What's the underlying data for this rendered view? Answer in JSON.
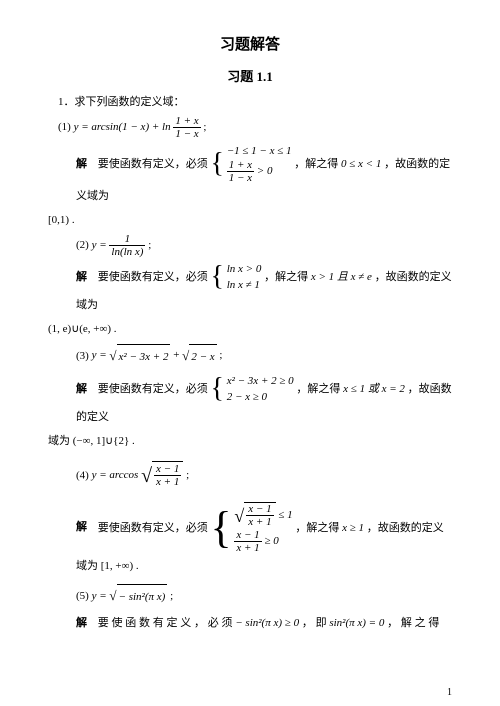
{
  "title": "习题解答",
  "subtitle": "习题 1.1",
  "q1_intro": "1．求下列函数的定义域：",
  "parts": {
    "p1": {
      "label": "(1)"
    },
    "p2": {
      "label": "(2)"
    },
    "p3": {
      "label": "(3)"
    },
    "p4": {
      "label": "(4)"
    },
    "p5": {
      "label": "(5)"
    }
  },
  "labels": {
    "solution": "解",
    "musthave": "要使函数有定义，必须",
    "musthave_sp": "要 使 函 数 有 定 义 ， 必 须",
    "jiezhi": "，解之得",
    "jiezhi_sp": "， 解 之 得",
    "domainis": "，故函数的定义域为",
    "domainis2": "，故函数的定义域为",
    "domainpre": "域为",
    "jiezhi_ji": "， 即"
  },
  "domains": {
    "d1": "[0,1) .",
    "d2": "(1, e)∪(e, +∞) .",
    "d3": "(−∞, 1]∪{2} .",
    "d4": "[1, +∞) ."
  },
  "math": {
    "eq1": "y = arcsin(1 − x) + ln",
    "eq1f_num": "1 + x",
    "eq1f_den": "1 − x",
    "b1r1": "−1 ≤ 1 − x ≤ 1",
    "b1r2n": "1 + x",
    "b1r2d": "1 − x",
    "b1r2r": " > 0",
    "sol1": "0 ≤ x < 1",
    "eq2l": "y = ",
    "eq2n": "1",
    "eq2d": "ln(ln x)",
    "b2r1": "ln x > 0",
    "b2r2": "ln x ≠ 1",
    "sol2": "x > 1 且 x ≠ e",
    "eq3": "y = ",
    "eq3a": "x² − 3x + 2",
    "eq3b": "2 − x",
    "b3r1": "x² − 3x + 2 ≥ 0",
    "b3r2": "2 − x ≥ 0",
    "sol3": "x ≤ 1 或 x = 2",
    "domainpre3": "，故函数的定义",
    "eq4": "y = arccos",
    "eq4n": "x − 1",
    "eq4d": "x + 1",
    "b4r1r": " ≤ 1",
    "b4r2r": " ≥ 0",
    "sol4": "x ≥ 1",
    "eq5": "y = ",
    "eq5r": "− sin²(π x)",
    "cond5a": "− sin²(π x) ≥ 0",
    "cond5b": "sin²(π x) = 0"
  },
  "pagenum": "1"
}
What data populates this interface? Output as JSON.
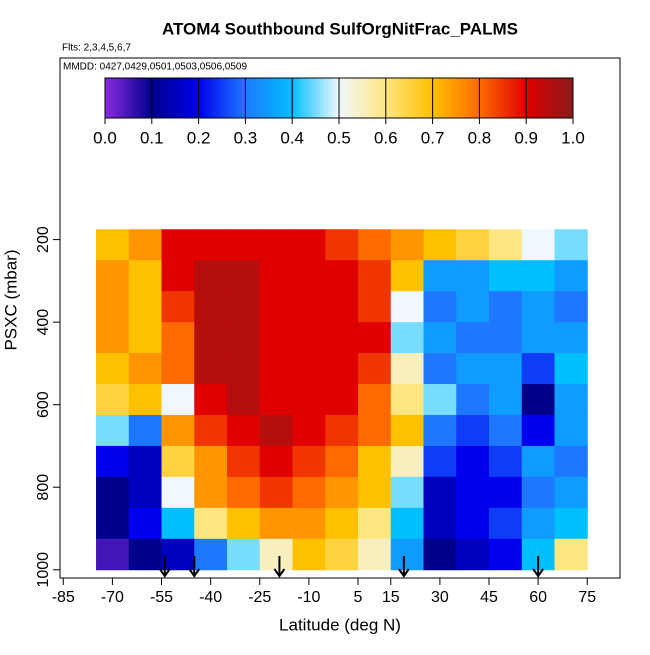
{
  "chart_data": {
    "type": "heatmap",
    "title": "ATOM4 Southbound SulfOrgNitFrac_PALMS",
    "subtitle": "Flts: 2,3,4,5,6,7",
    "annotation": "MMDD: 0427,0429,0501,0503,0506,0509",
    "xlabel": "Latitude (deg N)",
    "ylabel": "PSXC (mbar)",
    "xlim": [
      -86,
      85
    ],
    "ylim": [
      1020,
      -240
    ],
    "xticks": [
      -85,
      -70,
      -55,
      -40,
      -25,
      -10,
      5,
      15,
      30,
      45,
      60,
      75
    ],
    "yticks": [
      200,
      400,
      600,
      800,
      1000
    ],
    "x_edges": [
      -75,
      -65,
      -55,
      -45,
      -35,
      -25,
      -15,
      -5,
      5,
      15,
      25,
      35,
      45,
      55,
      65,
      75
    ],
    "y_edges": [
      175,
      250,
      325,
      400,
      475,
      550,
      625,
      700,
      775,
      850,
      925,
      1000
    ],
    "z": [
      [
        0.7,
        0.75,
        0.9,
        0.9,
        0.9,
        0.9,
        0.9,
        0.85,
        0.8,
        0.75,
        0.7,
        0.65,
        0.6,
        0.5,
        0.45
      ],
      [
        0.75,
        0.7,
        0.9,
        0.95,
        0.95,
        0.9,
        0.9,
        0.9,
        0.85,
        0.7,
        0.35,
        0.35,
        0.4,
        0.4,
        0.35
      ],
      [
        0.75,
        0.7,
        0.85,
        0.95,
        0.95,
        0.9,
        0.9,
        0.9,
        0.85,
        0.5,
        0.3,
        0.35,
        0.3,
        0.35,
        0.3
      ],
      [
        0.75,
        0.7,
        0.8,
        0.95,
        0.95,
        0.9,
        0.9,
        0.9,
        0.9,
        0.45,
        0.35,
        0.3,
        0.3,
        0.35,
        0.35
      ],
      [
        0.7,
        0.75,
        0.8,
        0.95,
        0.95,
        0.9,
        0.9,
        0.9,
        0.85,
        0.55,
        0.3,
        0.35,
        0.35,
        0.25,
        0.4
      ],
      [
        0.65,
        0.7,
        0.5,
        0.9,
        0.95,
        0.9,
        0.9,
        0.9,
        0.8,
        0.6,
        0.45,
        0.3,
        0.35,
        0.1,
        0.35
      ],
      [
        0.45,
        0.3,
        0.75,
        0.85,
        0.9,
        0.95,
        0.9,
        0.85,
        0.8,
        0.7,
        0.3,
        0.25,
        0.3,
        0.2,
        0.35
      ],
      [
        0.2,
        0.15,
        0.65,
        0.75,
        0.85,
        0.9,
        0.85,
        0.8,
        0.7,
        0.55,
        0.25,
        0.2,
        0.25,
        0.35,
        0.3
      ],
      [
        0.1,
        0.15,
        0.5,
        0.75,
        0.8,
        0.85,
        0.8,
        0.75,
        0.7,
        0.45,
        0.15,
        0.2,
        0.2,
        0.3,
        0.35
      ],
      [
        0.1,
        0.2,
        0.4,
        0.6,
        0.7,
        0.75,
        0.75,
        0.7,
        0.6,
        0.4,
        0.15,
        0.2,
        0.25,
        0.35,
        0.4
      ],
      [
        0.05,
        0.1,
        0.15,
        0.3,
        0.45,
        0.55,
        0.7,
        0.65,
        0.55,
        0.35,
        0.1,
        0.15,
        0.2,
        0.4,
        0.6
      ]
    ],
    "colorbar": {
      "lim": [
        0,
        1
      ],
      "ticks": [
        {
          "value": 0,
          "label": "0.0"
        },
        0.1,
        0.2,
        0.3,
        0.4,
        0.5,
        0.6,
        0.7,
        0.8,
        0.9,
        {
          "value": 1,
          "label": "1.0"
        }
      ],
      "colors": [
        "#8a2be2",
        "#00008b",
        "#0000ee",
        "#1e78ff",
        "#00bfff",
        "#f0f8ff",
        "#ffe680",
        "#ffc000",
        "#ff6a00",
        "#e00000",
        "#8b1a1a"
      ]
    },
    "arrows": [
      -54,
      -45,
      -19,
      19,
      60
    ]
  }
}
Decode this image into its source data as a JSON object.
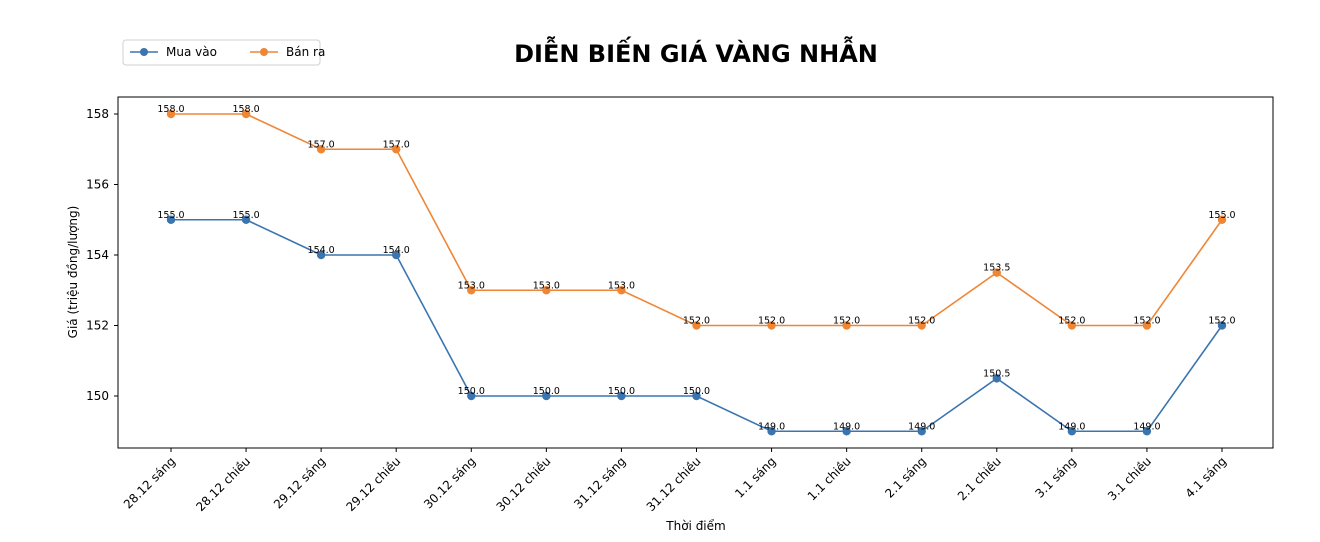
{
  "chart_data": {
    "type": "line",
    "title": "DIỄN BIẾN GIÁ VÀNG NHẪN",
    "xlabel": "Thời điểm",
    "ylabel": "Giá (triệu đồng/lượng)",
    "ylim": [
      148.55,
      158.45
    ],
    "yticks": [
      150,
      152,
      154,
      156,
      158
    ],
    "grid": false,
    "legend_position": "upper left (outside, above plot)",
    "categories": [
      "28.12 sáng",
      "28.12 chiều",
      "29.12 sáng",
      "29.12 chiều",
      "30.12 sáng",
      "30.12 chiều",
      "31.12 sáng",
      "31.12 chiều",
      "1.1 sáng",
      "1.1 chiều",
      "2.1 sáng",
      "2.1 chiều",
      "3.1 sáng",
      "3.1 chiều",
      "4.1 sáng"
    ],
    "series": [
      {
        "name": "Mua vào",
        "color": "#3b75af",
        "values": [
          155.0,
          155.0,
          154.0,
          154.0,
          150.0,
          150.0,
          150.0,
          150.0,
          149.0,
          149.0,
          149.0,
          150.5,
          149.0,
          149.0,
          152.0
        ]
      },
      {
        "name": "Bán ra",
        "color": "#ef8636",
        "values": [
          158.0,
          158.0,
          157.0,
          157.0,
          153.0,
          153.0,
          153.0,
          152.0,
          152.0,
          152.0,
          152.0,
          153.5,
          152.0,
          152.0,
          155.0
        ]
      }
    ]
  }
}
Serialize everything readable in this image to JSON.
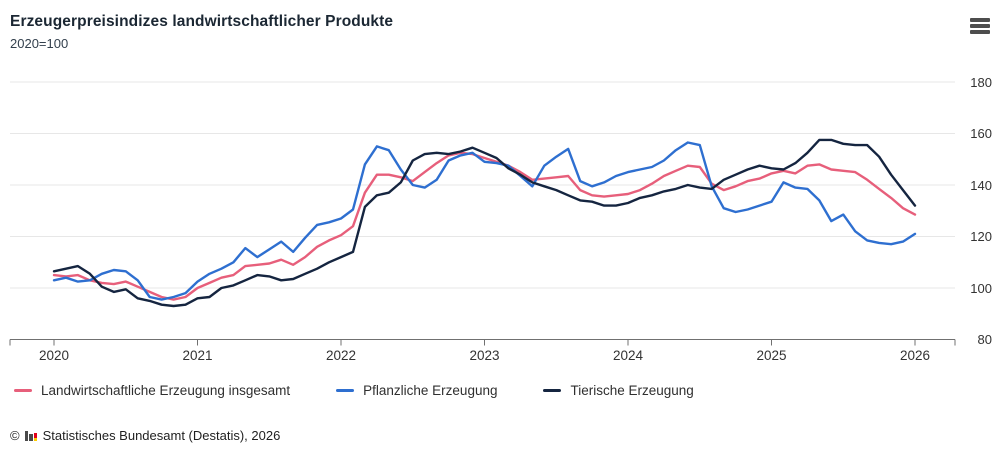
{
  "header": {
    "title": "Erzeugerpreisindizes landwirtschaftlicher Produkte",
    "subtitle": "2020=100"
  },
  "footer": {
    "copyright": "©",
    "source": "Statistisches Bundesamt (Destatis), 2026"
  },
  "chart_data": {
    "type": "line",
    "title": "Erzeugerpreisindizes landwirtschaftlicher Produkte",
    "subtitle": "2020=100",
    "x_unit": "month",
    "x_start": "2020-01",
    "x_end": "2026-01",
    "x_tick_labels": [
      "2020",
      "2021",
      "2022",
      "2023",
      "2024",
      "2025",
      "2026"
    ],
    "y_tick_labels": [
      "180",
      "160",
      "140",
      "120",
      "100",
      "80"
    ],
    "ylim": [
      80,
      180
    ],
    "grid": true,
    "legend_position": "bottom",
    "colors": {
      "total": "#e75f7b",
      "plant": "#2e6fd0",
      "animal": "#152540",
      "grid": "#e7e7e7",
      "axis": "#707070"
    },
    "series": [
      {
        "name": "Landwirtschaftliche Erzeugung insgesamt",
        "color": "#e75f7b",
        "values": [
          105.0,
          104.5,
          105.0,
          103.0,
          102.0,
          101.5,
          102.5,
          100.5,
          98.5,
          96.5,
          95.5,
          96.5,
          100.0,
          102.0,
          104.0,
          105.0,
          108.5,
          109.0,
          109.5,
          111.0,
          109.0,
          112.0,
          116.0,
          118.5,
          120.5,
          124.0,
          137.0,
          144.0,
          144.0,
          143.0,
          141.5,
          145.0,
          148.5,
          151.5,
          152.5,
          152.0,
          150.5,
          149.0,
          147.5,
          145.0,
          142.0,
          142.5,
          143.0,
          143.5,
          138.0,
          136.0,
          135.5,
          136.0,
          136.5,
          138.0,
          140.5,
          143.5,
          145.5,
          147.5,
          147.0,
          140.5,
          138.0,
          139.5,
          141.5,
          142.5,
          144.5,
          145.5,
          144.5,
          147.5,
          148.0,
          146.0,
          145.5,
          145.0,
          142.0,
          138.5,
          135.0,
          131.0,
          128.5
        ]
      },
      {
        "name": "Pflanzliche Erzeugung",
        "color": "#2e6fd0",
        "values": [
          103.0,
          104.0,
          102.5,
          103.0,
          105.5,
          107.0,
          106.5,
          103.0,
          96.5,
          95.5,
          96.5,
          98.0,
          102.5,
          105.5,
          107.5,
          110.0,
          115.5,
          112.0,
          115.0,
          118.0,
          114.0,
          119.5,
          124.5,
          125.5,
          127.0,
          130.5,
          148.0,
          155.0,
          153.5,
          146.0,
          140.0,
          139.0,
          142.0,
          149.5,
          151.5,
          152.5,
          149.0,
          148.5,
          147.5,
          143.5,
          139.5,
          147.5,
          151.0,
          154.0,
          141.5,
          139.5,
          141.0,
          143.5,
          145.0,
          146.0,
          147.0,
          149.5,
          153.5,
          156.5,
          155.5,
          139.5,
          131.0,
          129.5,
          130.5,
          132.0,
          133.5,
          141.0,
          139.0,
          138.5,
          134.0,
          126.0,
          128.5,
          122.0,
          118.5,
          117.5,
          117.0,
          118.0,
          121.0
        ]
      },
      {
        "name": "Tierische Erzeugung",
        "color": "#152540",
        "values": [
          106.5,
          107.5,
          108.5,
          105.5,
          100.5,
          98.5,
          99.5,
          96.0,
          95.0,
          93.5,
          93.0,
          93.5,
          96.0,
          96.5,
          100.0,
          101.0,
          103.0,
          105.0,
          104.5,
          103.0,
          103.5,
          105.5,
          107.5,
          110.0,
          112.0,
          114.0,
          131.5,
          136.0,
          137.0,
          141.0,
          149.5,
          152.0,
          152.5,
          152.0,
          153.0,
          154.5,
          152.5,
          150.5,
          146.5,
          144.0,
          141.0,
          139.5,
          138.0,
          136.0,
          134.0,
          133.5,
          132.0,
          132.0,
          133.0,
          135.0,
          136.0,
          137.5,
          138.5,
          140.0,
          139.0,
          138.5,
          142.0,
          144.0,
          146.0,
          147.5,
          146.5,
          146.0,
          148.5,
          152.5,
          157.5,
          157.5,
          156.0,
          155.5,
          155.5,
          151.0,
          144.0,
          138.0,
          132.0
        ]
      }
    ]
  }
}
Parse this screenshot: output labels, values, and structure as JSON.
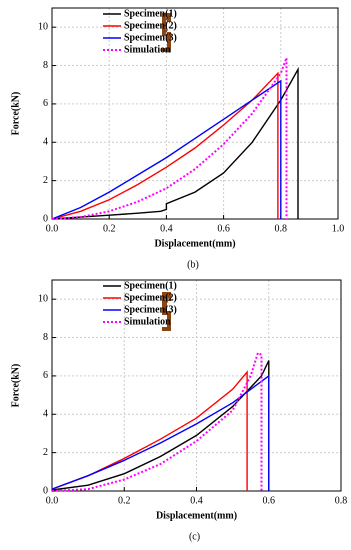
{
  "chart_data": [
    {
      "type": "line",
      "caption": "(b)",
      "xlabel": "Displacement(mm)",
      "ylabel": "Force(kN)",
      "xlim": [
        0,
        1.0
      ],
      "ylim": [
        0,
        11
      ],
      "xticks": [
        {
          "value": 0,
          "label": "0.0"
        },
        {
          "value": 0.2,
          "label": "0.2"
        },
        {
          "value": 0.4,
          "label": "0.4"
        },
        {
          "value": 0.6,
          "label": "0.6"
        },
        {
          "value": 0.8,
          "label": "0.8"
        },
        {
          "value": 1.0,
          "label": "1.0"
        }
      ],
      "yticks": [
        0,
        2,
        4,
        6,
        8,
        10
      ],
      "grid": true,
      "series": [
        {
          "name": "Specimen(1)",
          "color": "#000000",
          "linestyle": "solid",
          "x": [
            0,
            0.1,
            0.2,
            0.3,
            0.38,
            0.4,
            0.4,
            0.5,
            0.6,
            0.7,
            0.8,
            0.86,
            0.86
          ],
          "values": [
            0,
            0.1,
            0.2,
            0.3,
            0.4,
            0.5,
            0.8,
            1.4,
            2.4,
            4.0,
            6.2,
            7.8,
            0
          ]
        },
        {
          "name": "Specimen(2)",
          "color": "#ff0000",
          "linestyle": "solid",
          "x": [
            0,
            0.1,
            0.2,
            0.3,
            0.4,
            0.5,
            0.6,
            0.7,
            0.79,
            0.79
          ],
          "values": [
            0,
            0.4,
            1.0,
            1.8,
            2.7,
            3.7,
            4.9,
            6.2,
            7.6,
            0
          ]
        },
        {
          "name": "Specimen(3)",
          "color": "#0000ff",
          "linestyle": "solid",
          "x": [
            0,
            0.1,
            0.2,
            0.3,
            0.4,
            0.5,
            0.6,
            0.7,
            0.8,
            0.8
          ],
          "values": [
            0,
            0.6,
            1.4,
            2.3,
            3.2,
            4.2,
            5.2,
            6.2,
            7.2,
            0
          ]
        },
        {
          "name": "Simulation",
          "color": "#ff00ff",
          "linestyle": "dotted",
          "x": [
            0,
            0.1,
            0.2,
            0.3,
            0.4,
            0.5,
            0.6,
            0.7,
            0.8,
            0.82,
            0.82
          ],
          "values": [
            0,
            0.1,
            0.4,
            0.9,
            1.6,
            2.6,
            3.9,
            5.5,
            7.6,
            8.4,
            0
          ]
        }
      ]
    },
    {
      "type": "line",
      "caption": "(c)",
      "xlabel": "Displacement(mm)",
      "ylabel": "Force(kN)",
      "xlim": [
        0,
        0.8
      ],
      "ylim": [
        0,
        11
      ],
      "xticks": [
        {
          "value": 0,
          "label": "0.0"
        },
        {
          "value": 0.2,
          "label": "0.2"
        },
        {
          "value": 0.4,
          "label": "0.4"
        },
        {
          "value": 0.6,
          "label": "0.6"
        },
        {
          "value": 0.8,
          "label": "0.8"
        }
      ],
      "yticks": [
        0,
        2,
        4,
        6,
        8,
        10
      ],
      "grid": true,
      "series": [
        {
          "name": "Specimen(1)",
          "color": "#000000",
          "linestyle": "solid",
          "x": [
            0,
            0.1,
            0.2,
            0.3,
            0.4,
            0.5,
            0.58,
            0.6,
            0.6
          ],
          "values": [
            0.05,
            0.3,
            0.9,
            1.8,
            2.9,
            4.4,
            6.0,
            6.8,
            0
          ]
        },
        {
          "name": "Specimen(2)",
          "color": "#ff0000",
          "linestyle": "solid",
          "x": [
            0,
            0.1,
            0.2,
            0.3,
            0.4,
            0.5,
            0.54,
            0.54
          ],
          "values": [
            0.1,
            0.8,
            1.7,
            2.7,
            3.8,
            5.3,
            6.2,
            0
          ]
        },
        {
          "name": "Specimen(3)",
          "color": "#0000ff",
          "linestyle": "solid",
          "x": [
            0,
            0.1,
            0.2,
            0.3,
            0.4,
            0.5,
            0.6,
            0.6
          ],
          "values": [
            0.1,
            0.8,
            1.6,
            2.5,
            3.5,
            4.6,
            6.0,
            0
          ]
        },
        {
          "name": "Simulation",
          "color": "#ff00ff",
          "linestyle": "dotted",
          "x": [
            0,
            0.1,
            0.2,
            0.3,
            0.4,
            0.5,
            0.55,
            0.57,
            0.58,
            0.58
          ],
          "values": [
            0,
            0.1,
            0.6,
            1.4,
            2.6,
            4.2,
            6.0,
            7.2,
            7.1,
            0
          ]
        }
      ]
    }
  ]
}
__________________________________________________
**Short problem:**
Collect each line of the entries that has the word "What", copying it in full.

**Reply:**
What's the underlying data for this rendered view? Answer in JSON.
What data populates this interface? Output as JSON.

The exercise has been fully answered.